**What is needed:**
Each record below must be returned exactly as shown.

(Dataset rows)
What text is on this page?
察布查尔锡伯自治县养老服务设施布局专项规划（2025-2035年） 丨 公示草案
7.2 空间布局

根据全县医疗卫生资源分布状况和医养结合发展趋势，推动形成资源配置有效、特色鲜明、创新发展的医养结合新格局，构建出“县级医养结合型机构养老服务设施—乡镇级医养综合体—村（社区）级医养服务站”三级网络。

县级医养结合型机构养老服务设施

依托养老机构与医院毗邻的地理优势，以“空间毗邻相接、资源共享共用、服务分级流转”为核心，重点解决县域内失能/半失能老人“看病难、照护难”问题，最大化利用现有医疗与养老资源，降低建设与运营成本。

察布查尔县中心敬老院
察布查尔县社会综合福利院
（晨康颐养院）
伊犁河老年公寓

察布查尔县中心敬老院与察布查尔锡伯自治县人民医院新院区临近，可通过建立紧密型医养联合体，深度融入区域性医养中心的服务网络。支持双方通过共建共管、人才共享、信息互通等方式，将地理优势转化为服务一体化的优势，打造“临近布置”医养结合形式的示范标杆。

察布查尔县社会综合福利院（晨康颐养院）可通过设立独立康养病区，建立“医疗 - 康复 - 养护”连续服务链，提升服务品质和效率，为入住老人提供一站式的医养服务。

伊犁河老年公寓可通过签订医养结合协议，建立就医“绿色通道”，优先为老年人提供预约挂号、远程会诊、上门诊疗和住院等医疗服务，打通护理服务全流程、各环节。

**Exercise result:**
What text is on this page?
察布查尔锡伯自治县养老服务设施布局专项规划（2025-2035年） 丨 公示草案
7.2 空间布局

根据全县医疗卫生资源分布状况和医养结合发展趋势，推动形成资源配置有效、特色鲜明、创新发展的医养结合新格局，构建出“县级医养结合型机构养老服务设施—乡镇级医养综合体—村（社区）级医养服务站”三级网络。

县级医养结合型机构养老服务设施

依托养老机构与医院毗邻的地理优势，以“空间毗邻相接、资源共享共用、服务分级流转”为核心，重点解决县域内失能/半失能老人“看病难、照护难”问题，最大化利用现有医疗与养老资源，降低建设与运营成本。

察布查尔县中心敬老院
察布查尔县社会综合福利院
（晨康颐养院）
伊犁河老年公寓

察布查尔县中心敬老院与察布查尔锡伯自治县人民医院新院区临近，可通过建立紧密型医养联合体，深度融入区域性医养中心的服务网络。支持双方通过共建共管、人才共享、信息互通等方式，将地理优势转化为服务一体化的优势，打造“临近布置”医养结合形式的示范标杆。

察布查尔县社会综合福利院（晨康颐养院）可通过设立独立康养病区，建立“医疗 - 康复 - 养护”连续服务链，提升服务品质和效率，为入住老人提供一站式的医养服务。

伊犁河老年公寓可通过签订医养结合协议，建立就医“绿色通道”，优先为老年人提供预约挂号、远程会诊、上门诊疗和住院等医疗服务，打通护理服务全流程、各环节。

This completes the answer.